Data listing
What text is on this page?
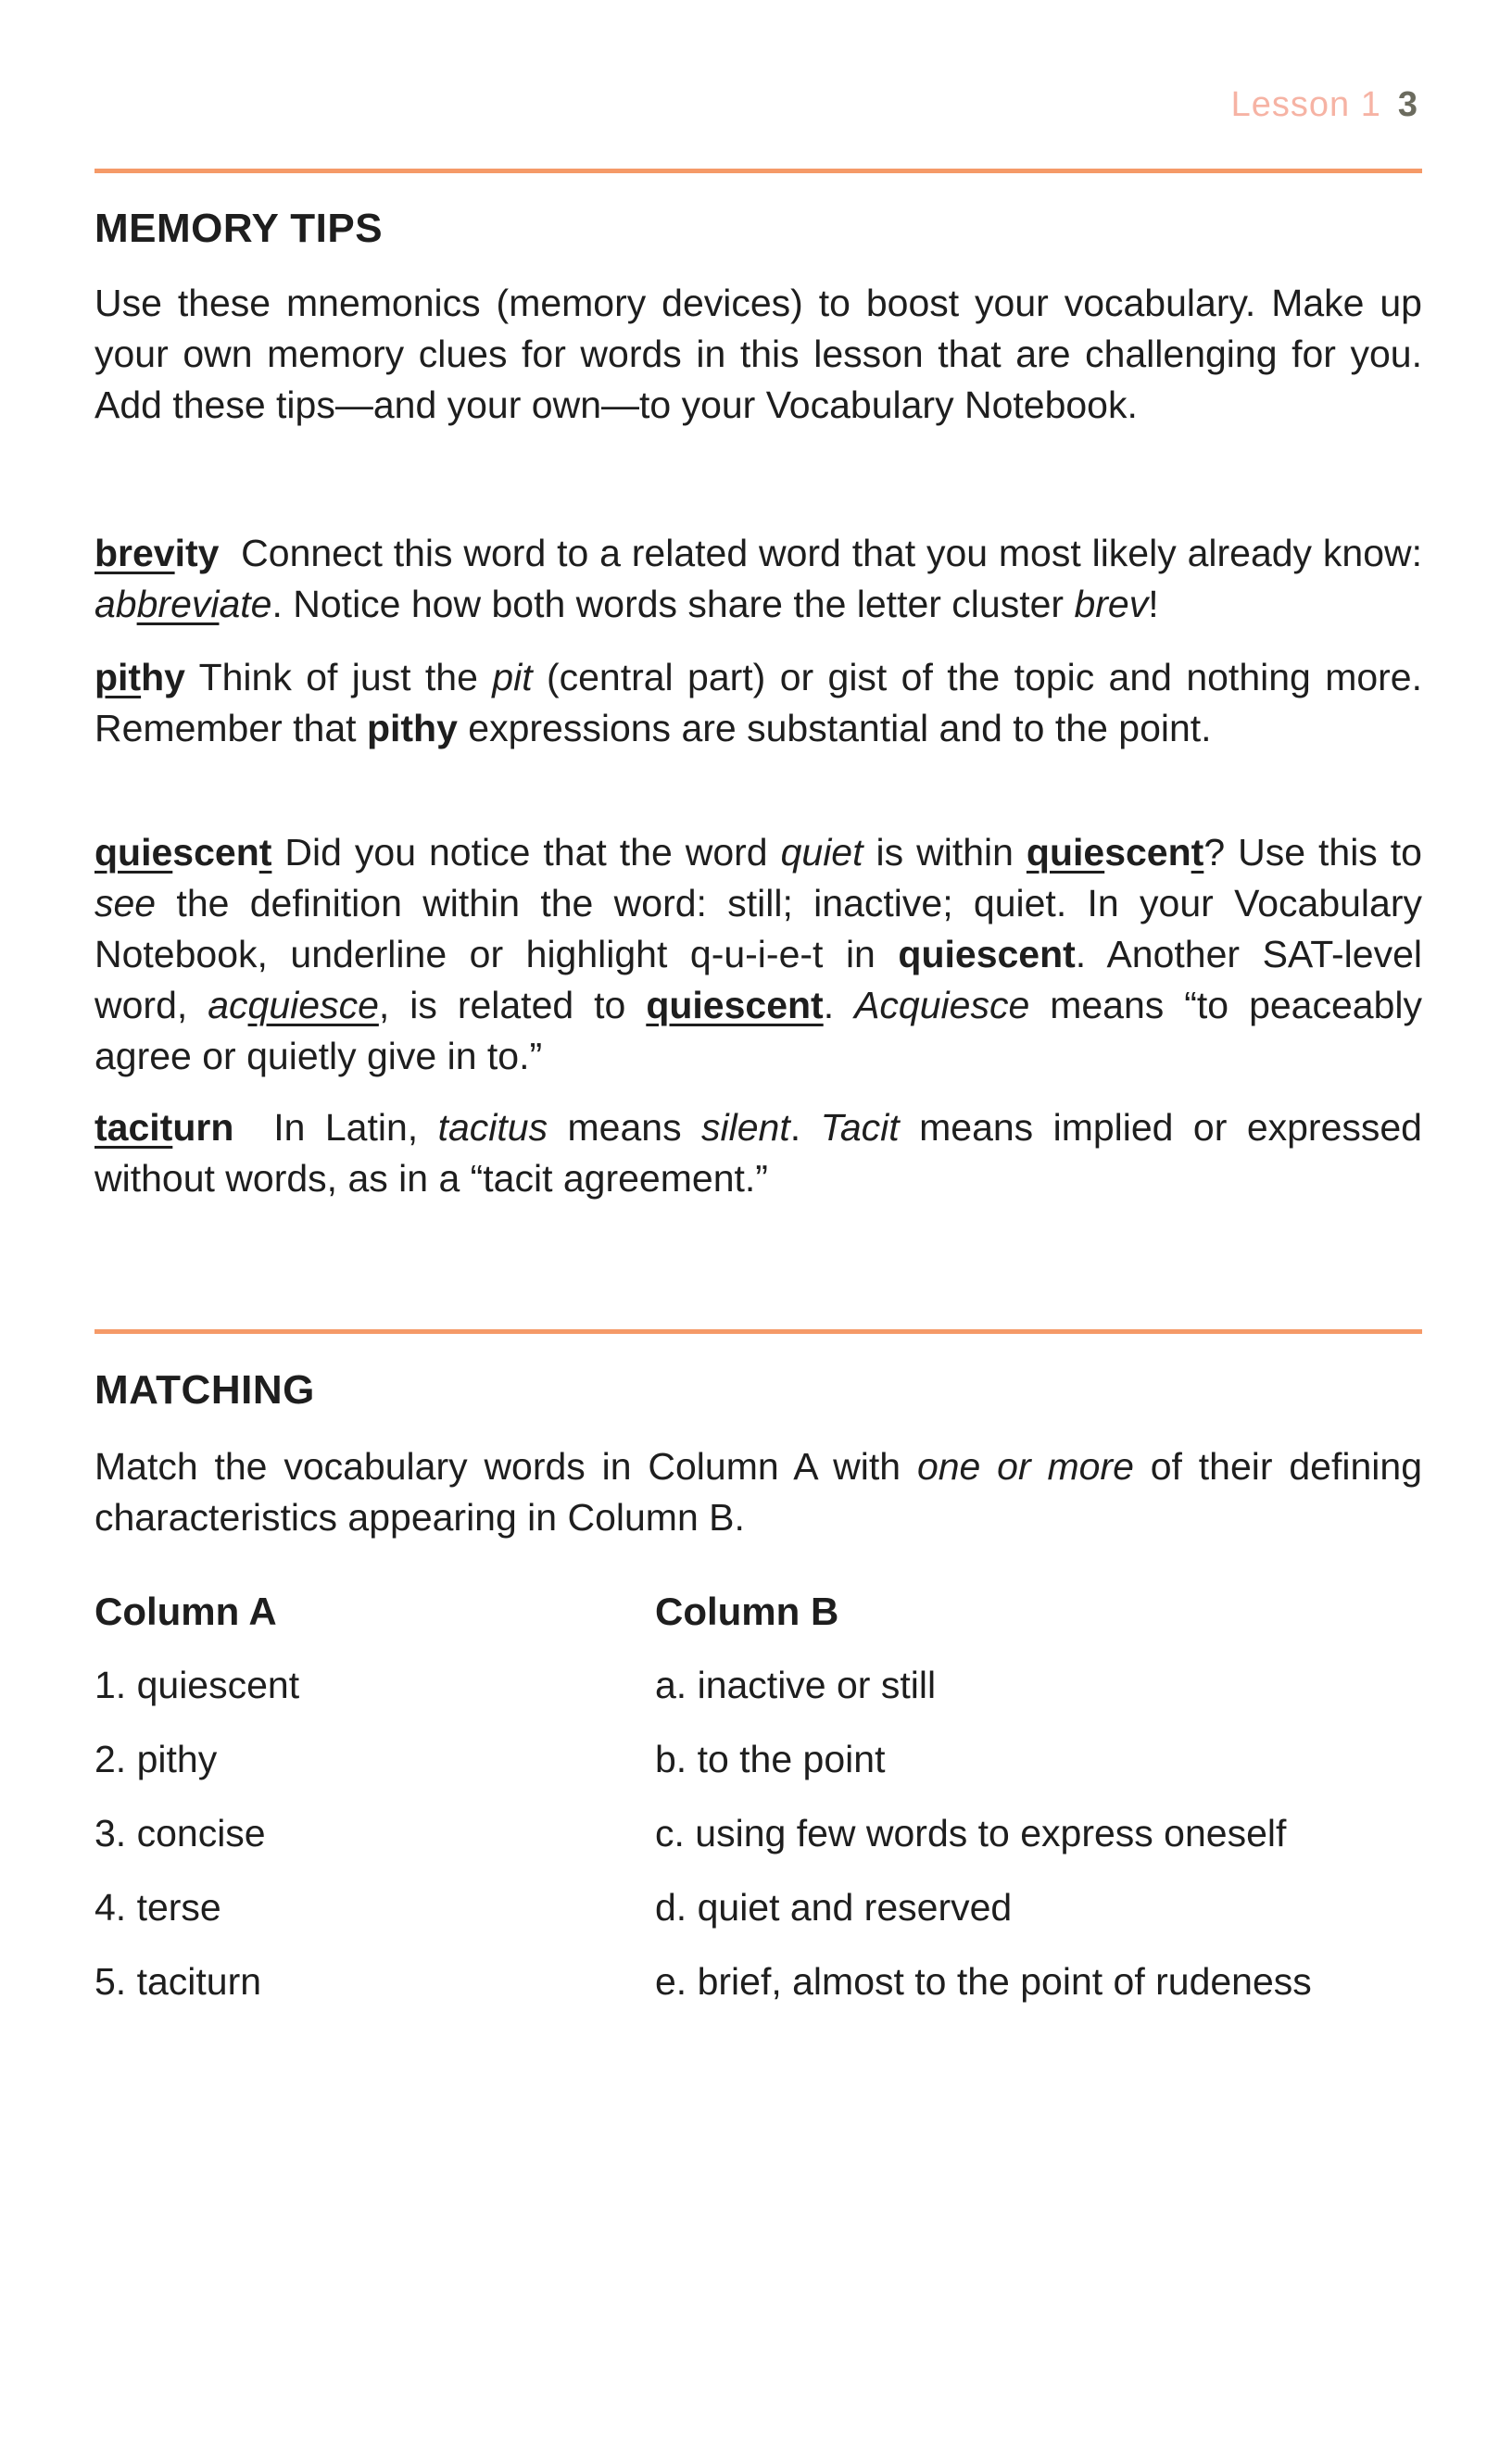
Lesson 1 3
MEMORY TIPS
Use these mnemonics (memory devices) to boost your vocabulary. Make up your own memory clues for words in this lesson that are challenging for you. Add these tips—and your own—to your Vocabulary Notebook.
brevity  Connect this word to a related word that you most likely already know: abbreviate. Notice how both words share the letter cluster brev!
pithy Think of just the pit (central part) or gist of the topic and nothing more. Remember that pithy expressions are substantial and to the point.
quiescent Did you notice that the word quiet is within quiescent? Use this to see the definition within the word: still; inactive; quiet. In your Vocabulary Notebook, underline or highlight q-u-i-e-t in quiescent. Another SAT-level word, acquiesce, is related to quiescent. Acquiesce means “to peaceably agree or quietly give in to.”
taciturn  In Latin, tacitus means silent. Tacit means implied or expressed without words, as in a “tacit agreement.”
MATCHING
Match the vocabulary words in Column A with one or more of their defining characteristics appearing in Column B.
Column A
1. quiescent
2. pithy
3. concise
4. terse
5. taciturn
Column B
a. inactive or still
b. to the point
c. using few words to express oneself
d. quiet and reserved
e. brief, almost to the point of rudeness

◆ Problem details
Take the data above and repeat it exactly, leaving each picture out.

◆ Problem solution
What text is on this page?
Lesson 1 3
MEMORY TIPS
Use these mnemonics (memory devices) to boost your vocabulary. Make up your own memory clues for words in this lesson that are challenging for you. Add these tips—and your own—to your Vocabulary Notebook.
brevity  Connect this word to a related word that you most likely already know: abbreviate. Notice how both words share the letter cluster brev!
pithy Think of just the pit (central part) or gist of the topic and nothing more. Remember that pithy expressions are substantial and to the point.
quiescent Did you notice that the word quiet is within quiescent? Use this to see the definition within the word: still; inactive; quiet. In your Vocabulary Notebook, underline or highlight q-u-i-e-t in quiescent. Another SAT-level word, acquiesce, is related to quiescent. Acquiesce means “to peaceably agree or quietly give in to.”
taciturn  In Latin, tacitus means silent. Tacit means implied or expressed without words, as in a “tacit agreement.”
MATCHING
Match the vocabulary words in Column A with one or more of their defining characteristics appearing in Column B.
Column A
1. quiescent
2. pithy
3. concise
4. terse
5. taciturn
Column B
a. inactive or still
b. to the point
c. using few words to express oneself
d. quiet and reserved
e. brief, almost to the point of rudeness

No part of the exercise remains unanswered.